- SUPPLIED RECORDS -

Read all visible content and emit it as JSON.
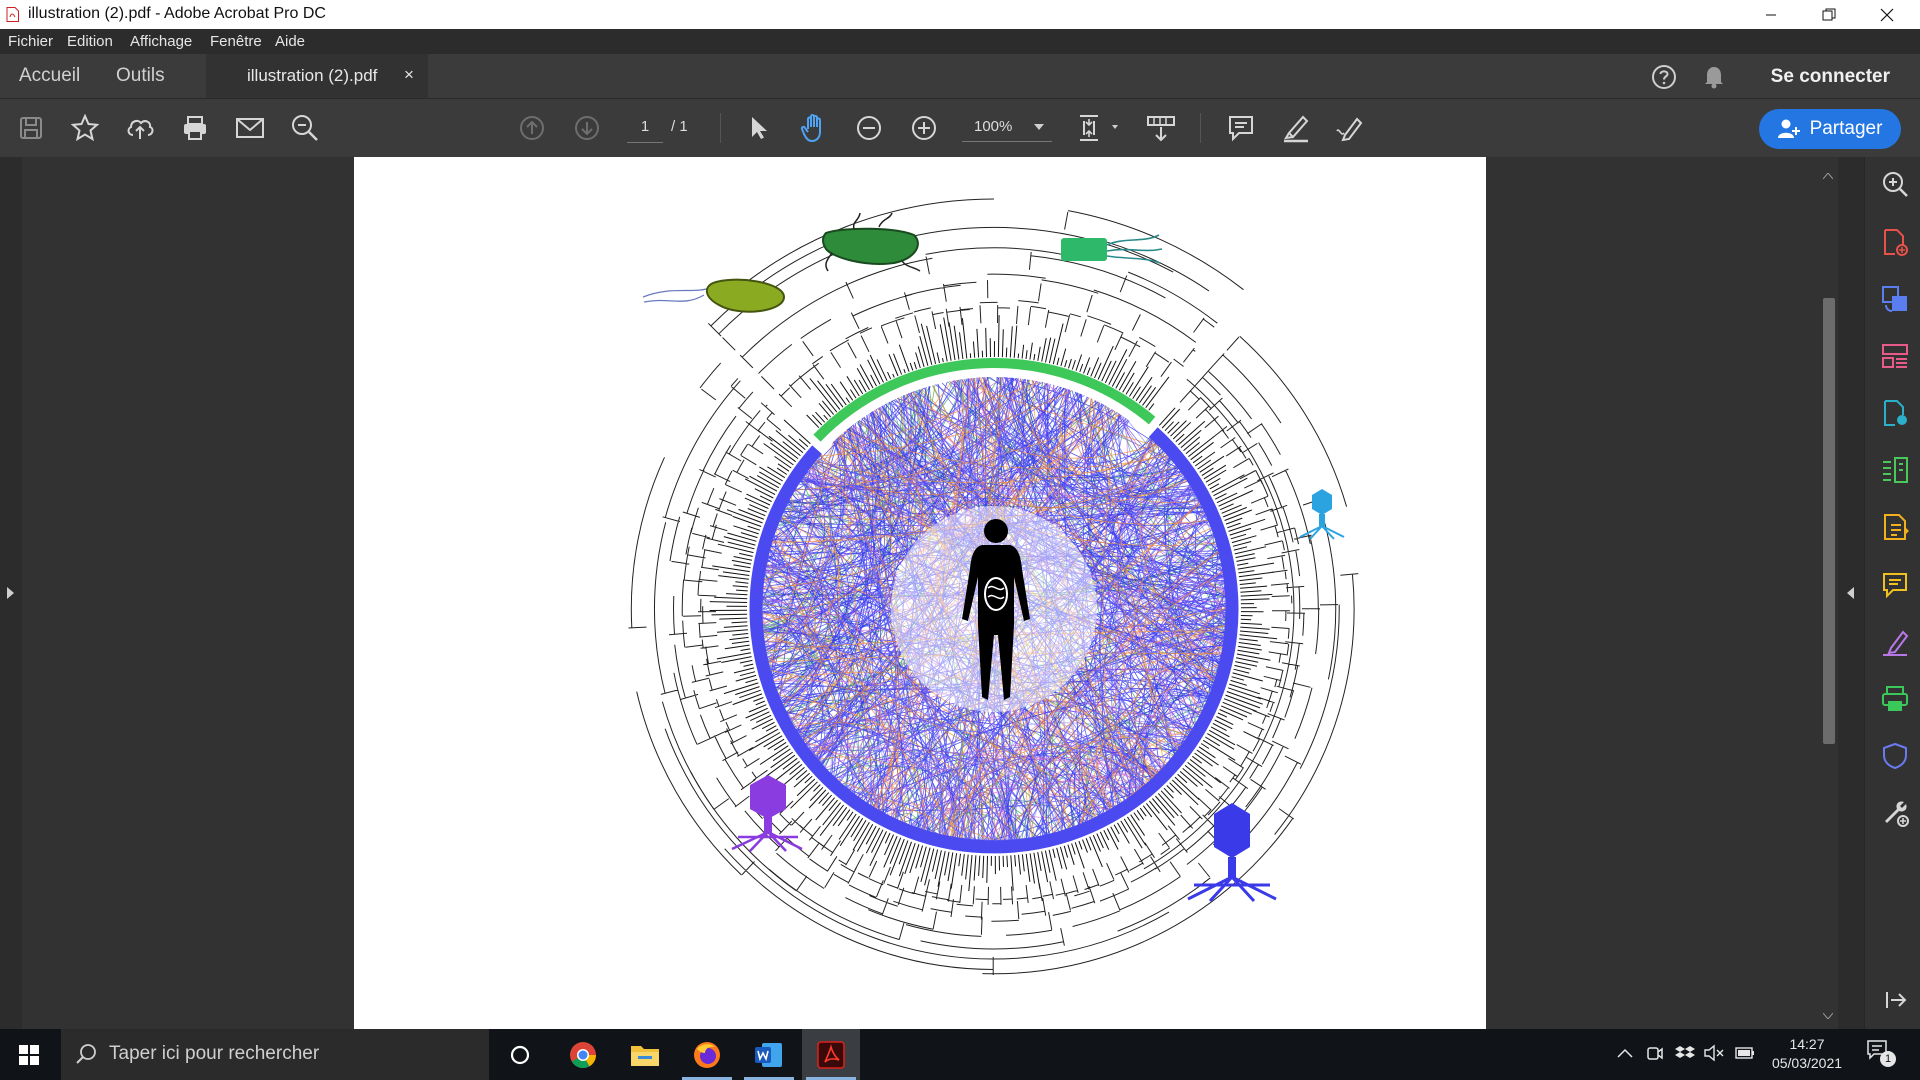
{
  "window": {
    "title": "illustration (2).pdf - Adobe Acrobat Pro DC"
  },
  "menu": {
    "items": [
      "Fichier",
      "Edition",
      "Affichage",
      "Fenêtre",
      "Aide"
    ]
  },
  "tabs": {
    "home": "Accueil",
    "tools": "Outils",
    "document": "illustration (2).pdf",
    "close_glyph": "×"
  },
  "header": {
    "help_icon": "help-circle-icon",
    "bell_icon": "bell-icon",
    "signin_label": "Se connecter"
  },
  "toolbar": {
    "current_page": "1",
    "total_pages": "/ 1",
    "zoom": "100%",
    "share_label": "Partager"
  },
  "taskbar": {
    "search_placeholder": "Taper ici pour rechercher",
    "time": "14:27",
    "date": "05/03/2021",
    "notification_count": "1"
  },
  "colors": {
    "accent": "#2476e2",
    "ring_main": "#4a4af0",
    "ring_green": "#3fc85a",
    "phage_purple": "#8a3ce0",
    "phage_blue": "#3a3ae8",
    "phage_cyan": "#2aa3e0",
    "bacteria_green": "#2e8b3a",
    "bacteria_olive": "#8aaa22"
  }
}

- BRIEF -
Say how many lines in the records hold the string "illustration". Give no other words.

- ANSWER BELOW -
2